[Stored entries]

────────

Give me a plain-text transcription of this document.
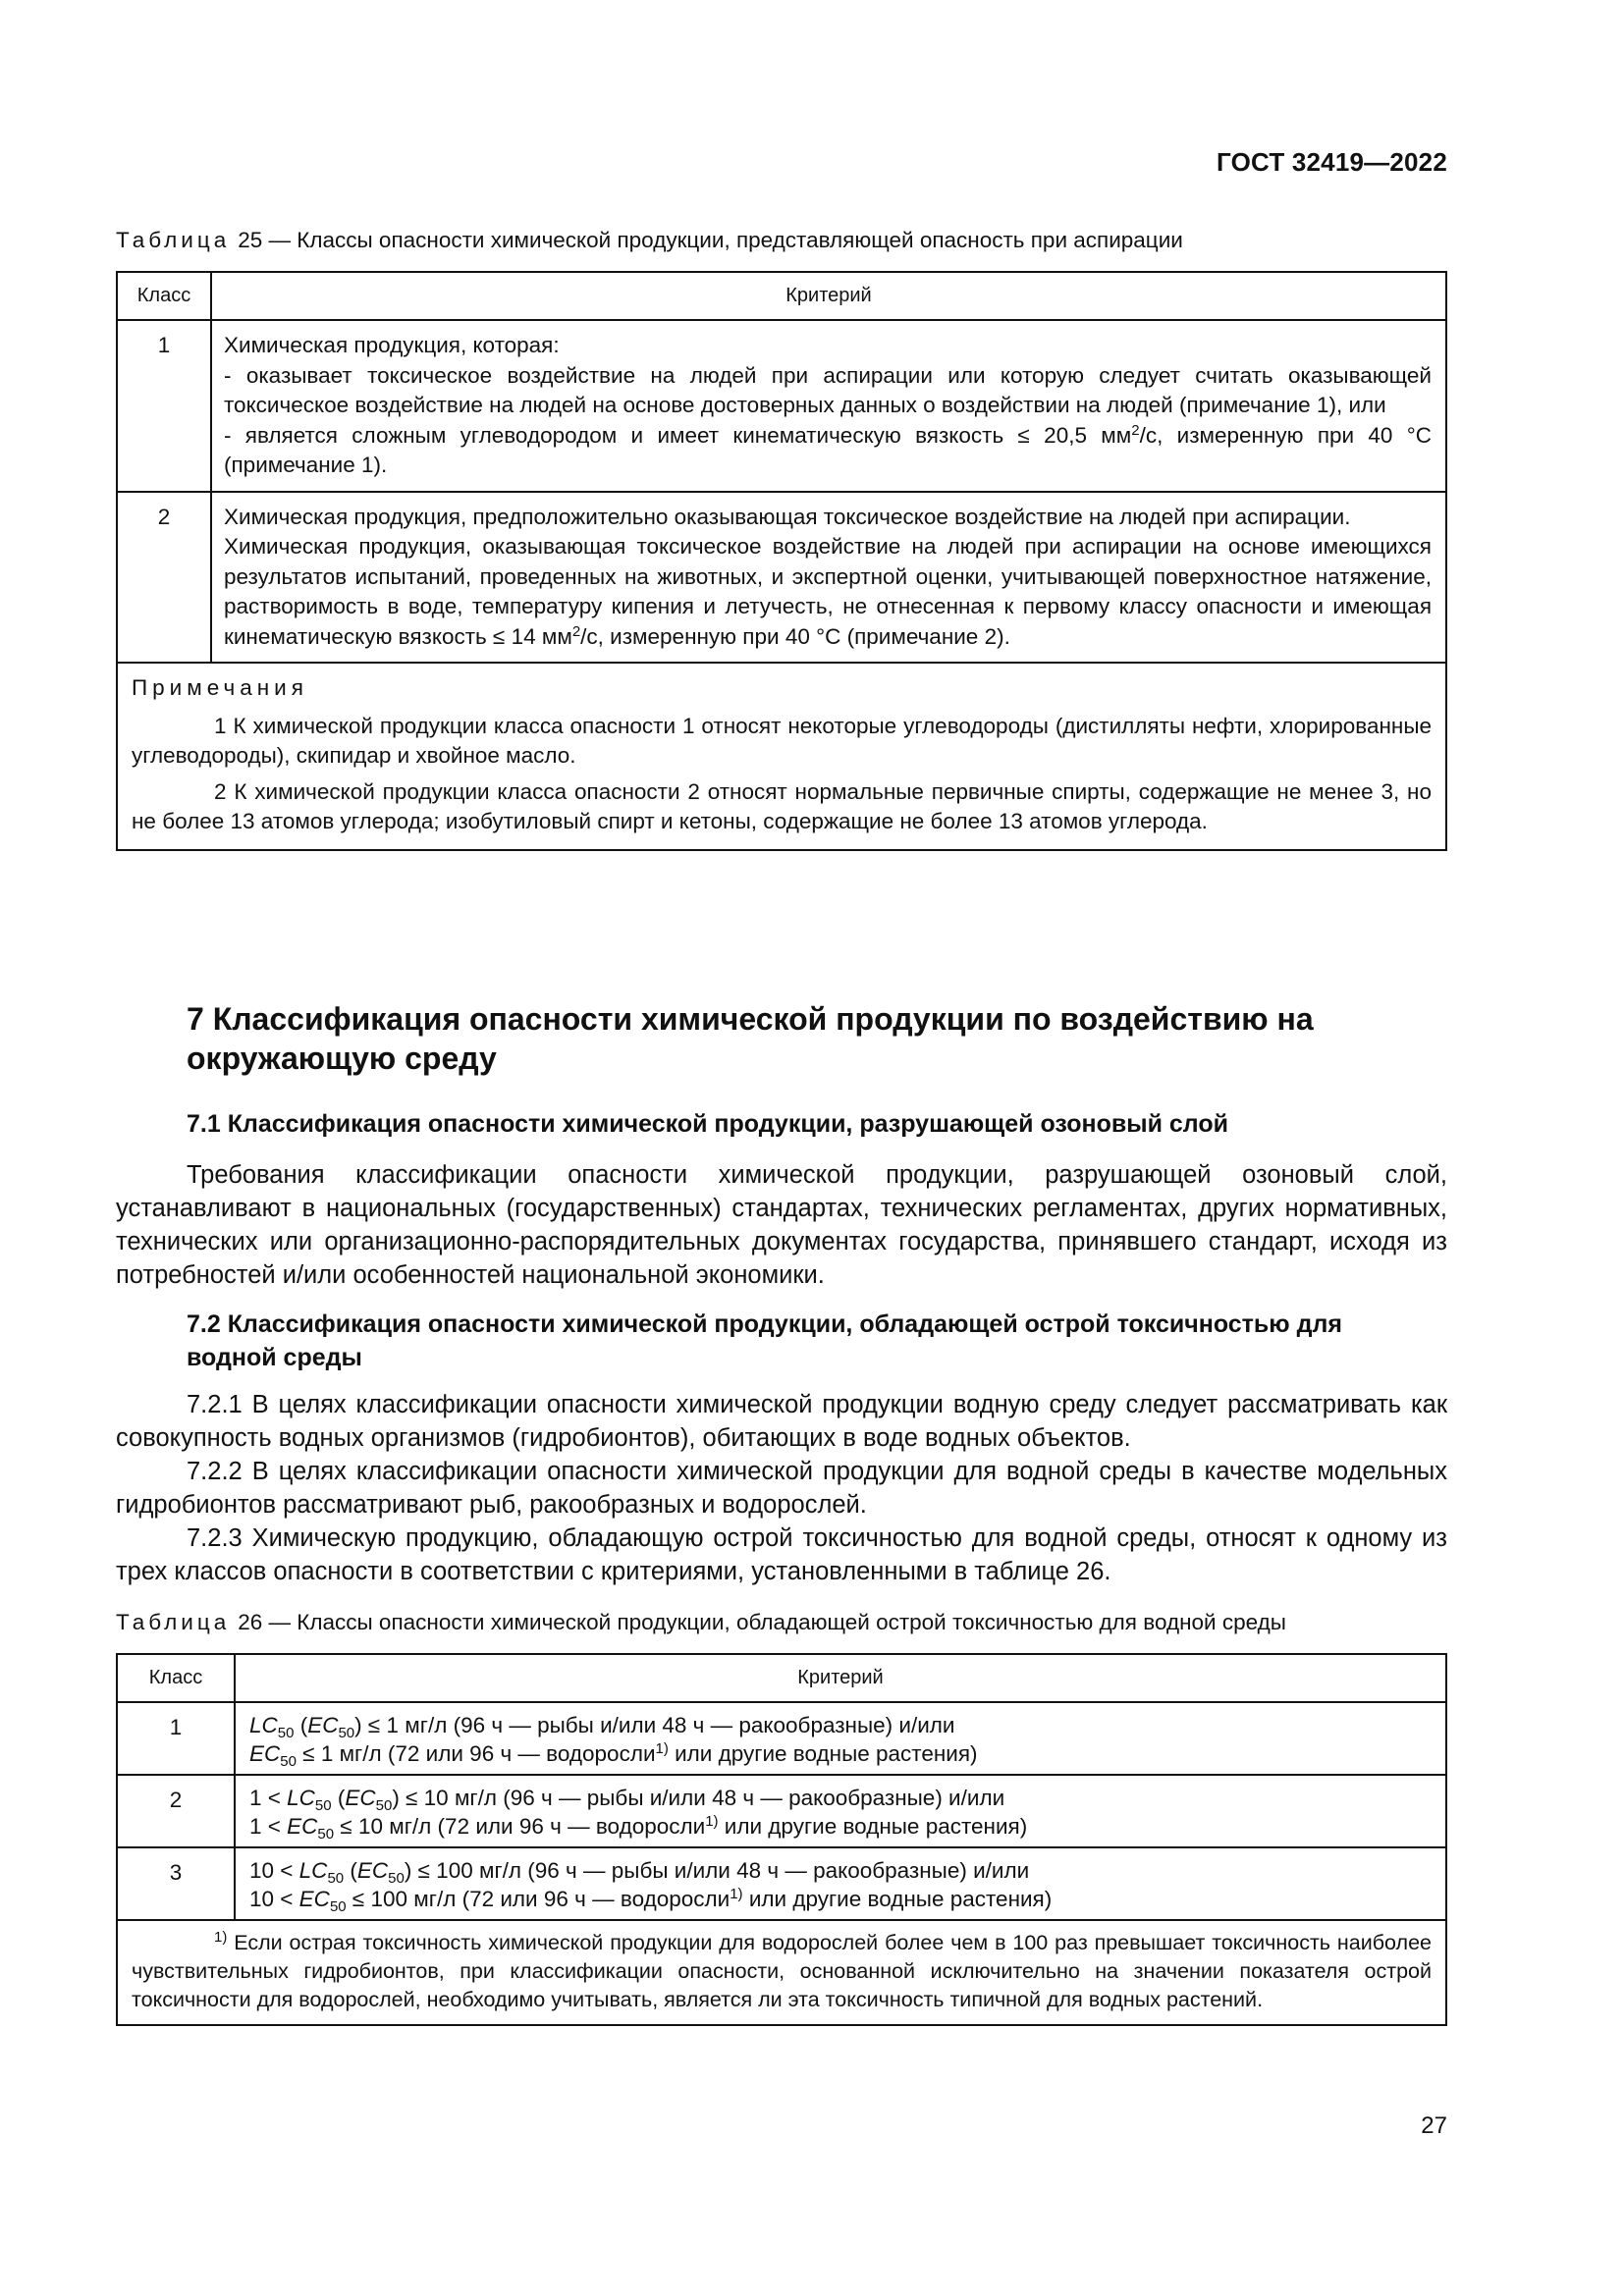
ГОСТ 32419—2022
Таблица 25 — Классы опасности химической продукции, представляющей опасность при аспирации
Класс	Критерий
1	Химическая продукция, которая:

- оказывает токсическое воздействие на людей при аспирации или которую следует считать оказывающей токсическое воздействие на людей на основе достоверных данных о воздействии на людей (примечание 1), или

- является сложным углеводородом и имеет кинематическую вязкость ≤ 20,5 $мм^2/с$, измеренную при 40 °С (примечание 1).

2	Химическая продукция, предположительно оказывающая токсическое воздействие на людей при аспирации.

Химическая продукция, оказывающая токсическое воздействие на людей при аспирации на основе имеющихся результатов испытаний, проведенных на животных, и экспертной оценки, учитывающей поверхностное натяжение, растворимость в воде, температуру кипения и летучесть, не отнесенная к первому классу опасности и имеющая кинематическую вязкость ≤ 14 $мм^2/с$, измеренную при 40 °С (примечание 2).

Примечания

1 К химической продукции класса опасности 1 относят некоторые углеводороды (дистилляты нефти, хлорированные углеводороды), скипидар и хвойное масло.

2 К химической продукции класса опасности 2 относят нормальные первичные спирты, содержащие не менее 3, но не более 13 атомов углерода; изобутиловый спирт и кетоны, содержащие не более 13 атомов углерода.	

7 Классификация опасности химической продукции по воздействию на окружающую среду
7.1 Классификация опасности химической продукции, разрушающей озоновый слой

Требования классификации опасности химической продукции, разрушающей озоновый слой, устанавливают в национальных (государственных) стандартах, технических регламентах, других нормативных, технических или организационно-распорядительных документах государства, принявшего стандарт, исходя из потребностей и/или особенностей национальной экономики.

7.2 Классификация опасности химической продукции, обладающей острой токсичностью для водной среды

7.2.1 В целях классификации опасности химической продукции водную среду следует рассматривать как совокупность водных организмов (гидробионтов), обитающих в воде водных объектов.

7.2.2 В целях классификации опасности химической продукции для водной среды в качестве модельных гидробионтов рассматривают рыб, ракообразных и водорослей.

7.2.3 Химическую продукцию, обладающую острой токсичностью для водной среды, относят к одному из трех классов опасности в соответствии с критериями, установленными в таблице 26.

Таблица 26 — Классы опасности химической продукции, обладающей острой токсичностью для водной среды
Класс	Критерий
1	$LC_{50}$ $(EC_{50}) \le 1$ мг/л (96 ч — рыбы и/или 48 ч — ракообразные) и/или
$EC_{50} \le 1$ мг/л (72 или 96 ч — водоросли$^{1)}$ или другие водные растения)

2	$1 < LC_{50}$ $(EC_{50}) \le 10$ мг/л (96 ч — рыбы и/или 48 ч — ракообразные) и/или
$1 < EC_{50} \le 10$ мг/л (72 или 96 ч — водоросли$^{1)}$ или другие водные растения)

3	$10 < LC_{50}$ $(EC_{50}) \le 100$ мг/л (96 ч — рыбы и/или 48 ч — ракообразные) и/или
$10 < EC_{50} \le 100$ мг/л (72 или 96 ч — водоросли$^{1)}$ или другие водные растения)

$^{1)}$ Если острая токсичность химической продукции для водорослей более чем в 100 раз превышает токсичность наиболее чувствительных гидробионтов, при классификации опасности, основанной исключительно на значении показателя острой токсичности для водорослей, необходимо учитывать, является ли эта токсичность типичной для водных растений.	

27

────────

## Aim of the task
Find all lines where the word "продукция" appears. Copy them.

## Written reply
1	Химическая продукция, которая:
2	Химическая продукция, предположительно оказывающая токсическое воздействие на людей при аспирации.
Химическая продукция, оказывающая токсическое воздействие на людей при аспирации на основе имеющихся результатов испытаний, проведенных на животных, и экспертной оценки, учитывающей поверхностное натяжение, растворимость в воде, температуру кипения и летучесть, не отнесенная к первому классу опасности и имеющая кинематическую вязкость ≤ 14 $мм^2/с$, измеренную при 40 °С (примечание 2).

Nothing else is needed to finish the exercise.